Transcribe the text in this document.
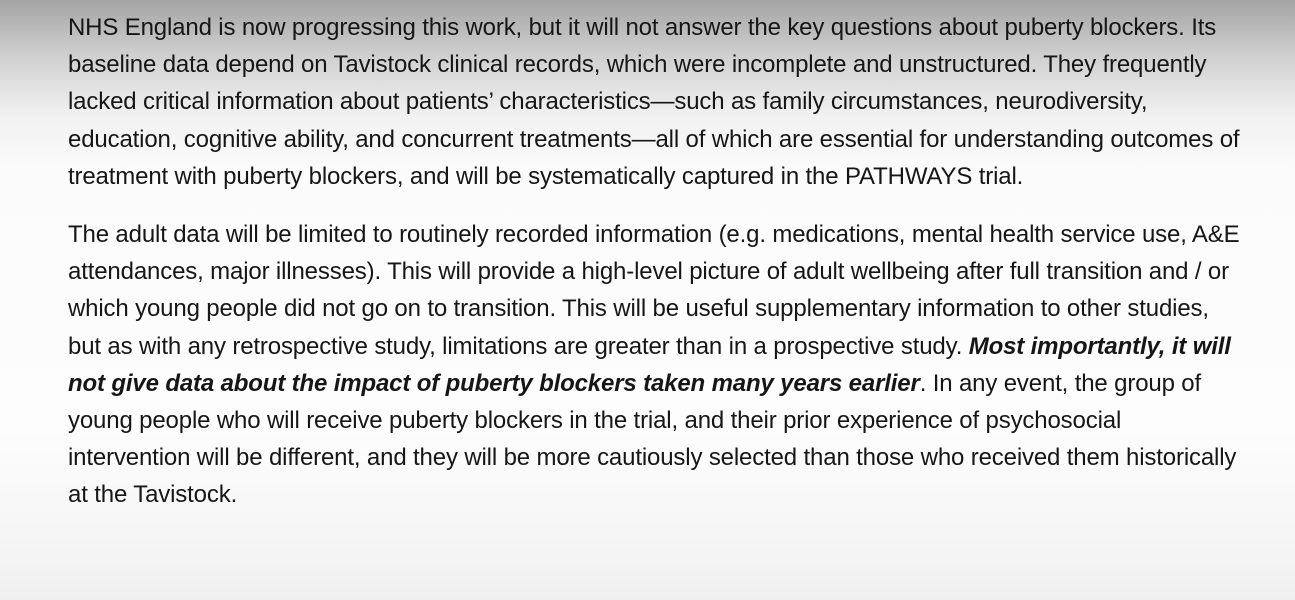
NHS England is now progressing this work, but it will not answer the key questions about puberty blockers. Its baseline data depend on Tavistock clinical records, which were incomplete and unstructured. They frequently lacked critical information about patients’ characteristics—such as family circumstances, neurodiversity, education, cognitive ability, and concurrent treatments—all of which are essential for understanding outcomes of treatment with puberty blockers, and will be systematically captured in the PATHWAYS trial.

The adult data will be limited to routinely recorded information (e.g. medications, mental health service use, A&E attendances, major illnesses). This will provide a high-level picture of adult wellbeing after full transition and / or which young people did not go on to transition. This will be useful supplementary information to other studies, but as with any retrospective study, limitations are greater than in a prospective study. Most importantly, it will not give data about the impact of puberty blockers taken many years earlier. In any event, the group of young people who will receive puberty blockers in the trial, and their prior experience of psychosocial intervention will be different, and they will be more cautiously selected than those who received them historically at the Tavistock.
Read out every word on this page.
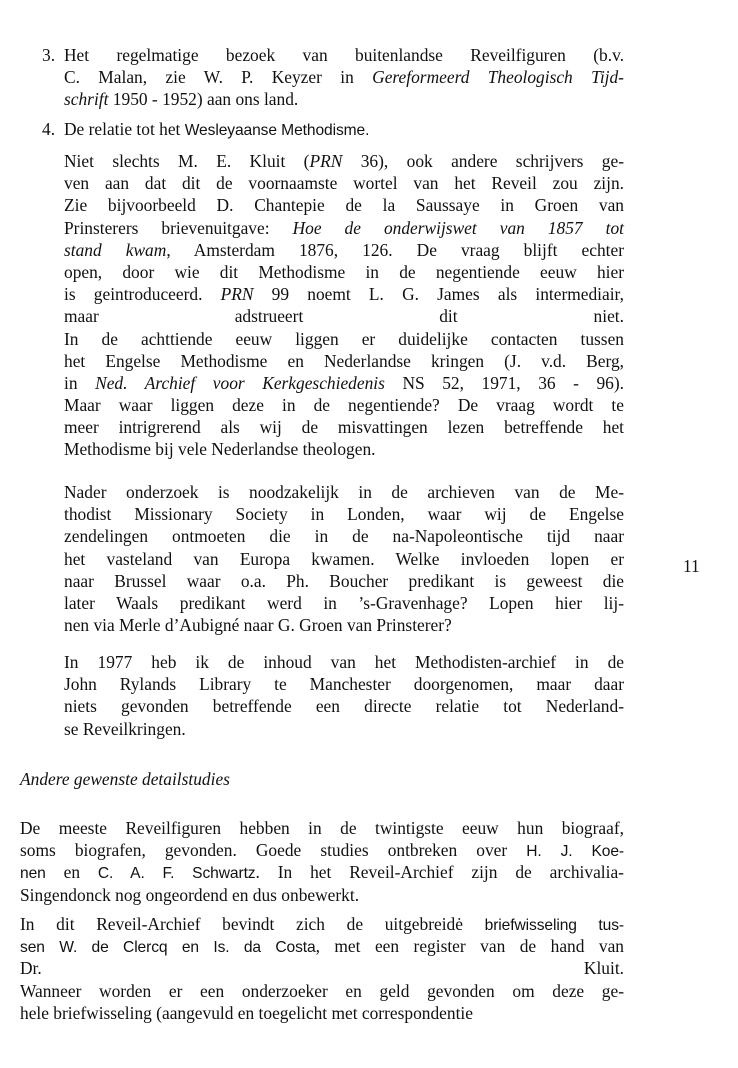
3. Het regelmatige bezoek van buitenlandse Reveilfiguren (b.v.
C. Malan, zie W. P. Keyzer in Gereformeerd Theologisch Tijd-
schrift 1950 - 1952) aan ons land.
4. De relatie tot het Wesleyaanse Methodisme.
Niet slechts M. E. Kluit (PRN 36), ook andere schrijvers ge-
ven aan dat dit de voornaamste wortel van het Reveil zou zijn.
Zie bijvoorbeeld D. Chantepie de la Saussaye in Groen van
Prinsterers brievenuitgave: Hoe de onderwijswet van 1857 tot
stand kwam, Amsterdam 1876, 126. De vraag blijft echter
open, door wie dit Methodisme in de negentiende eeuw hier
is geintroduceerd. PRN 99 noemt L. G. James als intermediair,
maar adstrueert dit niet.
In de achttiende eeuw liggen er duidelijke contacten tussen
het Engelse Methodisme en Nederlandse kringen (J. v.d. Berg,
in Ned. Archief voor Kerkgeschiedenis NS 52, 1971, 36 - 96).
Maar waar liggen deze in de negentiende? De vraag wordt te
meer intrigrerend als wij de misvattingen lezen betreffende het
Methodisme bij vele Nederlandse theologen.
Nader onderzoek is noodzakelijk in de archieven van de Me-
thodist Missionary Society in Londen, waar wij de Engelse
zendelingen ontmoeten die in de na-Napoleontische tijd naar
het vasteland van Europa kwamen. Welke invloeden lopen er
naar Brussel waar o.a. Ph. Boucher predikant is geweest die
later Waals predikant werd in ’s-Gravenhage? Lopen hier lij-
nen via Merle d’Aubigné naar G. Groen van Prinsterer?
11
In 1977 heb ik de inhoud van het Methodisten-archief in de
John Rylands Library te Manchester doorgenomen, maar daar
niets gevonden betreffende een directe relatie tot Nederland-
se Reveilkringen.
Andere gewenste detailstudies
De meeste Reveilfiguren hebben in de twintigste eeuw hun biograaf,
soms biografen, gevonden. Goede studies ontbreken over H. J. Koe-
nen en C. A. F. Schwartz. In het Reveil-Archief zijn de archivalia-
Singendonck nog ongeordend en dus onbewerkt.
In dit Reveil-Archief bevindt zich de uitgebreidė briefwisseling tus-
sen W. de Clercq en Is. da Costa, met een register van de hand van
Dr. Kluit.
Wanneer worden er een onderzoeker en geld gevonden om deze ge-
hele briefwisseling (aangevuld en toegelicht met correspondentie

◆ **WHAT TO DO**: Give every record again exactly, apart from the pictures, which stay out.

◆ **ANSWER FOR THE TASK**:
Transcribe the text in this document.
NHS England is now progressing this work, but it will not answer the key questions about puberty blockers. Its baseline data depend on Tavistock clinical records, which were incomplete and unstructured. They frequently lacked critical information about patients’ characteristics—such as family circumstances, neurodiversity, education, cognitive ability, and concurrent treatments—all of which are essential for understanding outcomes of treatment with puberty blockers, and will be systematically captured in the PATHWAYS trial.

The adult data will be limited to routinely recorded information (e.g. medications, mental health service use, A&E attendances, major illnesses). This will provide a high-level picture of adult wellbeing after full transition and / or which young people did not go on to transition. This will be useful supplementary information to other studies, but as with any retrospective study, limitations are greater than in a prospective study. Most importantly, it will not give data about the impact of puberty blockers taken many years earlier. In any event, the group of young people who will receive puberty blockers in the trial, and their prior experience of psychosocial intervention will be different, and they will be more cautiously selected than those who received them historically at the Tavistock.
Read out every word on this page.
3. Het regelmatige bezoek van buitenlandse Reveilfiguren (b.v.
C. Malan, zie W. P. Keyzer in Gereformeerd Theologisch Tijd-
schrift 1950 - 1952) aan ons land.
4. De relatie tot het Wesleyaanse Methodisme.
Niet slechts M. E. Kluit (PRN 36), ook andere schrijvers ge-
ven aan dat dit de voornaamste wortel van het Reveil zou zijn.
Zie bijvoorbeeld D. Chantepie de la Saussaye in Groen van
Prinsterers brievenuitgave: Hoe de onderwijswet van 1857 tot
stand kwam, Amsterdam 1876, 126. De vraag blijft echter
open, door wie dit Methodisme in de negentiende eeuw hier
is geintroduceerd. PRN 99 noemt L. G. James als intermediair,
maar adstrueert dit niet.
In de achttiende eeuw liggen er duidelijke contacten tussen
het Engelse Methodisme en Nederlandse kringen (J. v.d. Berg,
in Ned. Archief voor Kerkgeschiedenis NS 52, 1971, 36 - 96).
Maar waar liggen deze in de negentiende? De vraag wordt te
meer intrigrerend als wij de misvattingen lezen betreffende het
Methodisme bij vele Nederlandse theologen.
Nader onderzoek is noodzakelijk in de archieven van de Me-
thodist Missionary Society in Londen, waar wij de Engelse
zendelingen ontmoeten die in de na-Napoleontische tijd naar
het vasteland van Europa kwamen. Welke invloeden lopen er
naar Brussel waar o.a. Ph. Boucher predikant is geweest die
later Waals predikant werd in ’s-Gravenhage? Lopen hier lij-
nen via Merle d’Aubigné naar G. Groen van Prinsterer?
11
In 1977 heb ik de inhoud van het Methodisten-archief in de
John Rylands Library te Manchester doorgenomen, maar daar
niets gevonden betreffende een directe relatie tot Nederland-
se Reveilkringen.
Andere gewenste detailstudies
De meeste Reveilfiguren hebben in de twintigste eeuw hun biograaf,
soms biografen, gevonden. Goede studies ontbreken over H. J. Koe-
nen en C. A. F. Schwartz. In het Reveil-Archief zijn de archivalia-
Singendonck nog ongeordend en dus onbewerkt.
In dit Reveil-Archief bevindt zich de uitgebreidė briefwisseling tus-
sen W. de Clercq en Is. da Costa, met een register van de hand van
Dr. Kluit.
Wanneer worden er een onderzoeker en geld gevonden om deze ge-
hele briefwisseling (aangevuld en toegelicht met correspondentie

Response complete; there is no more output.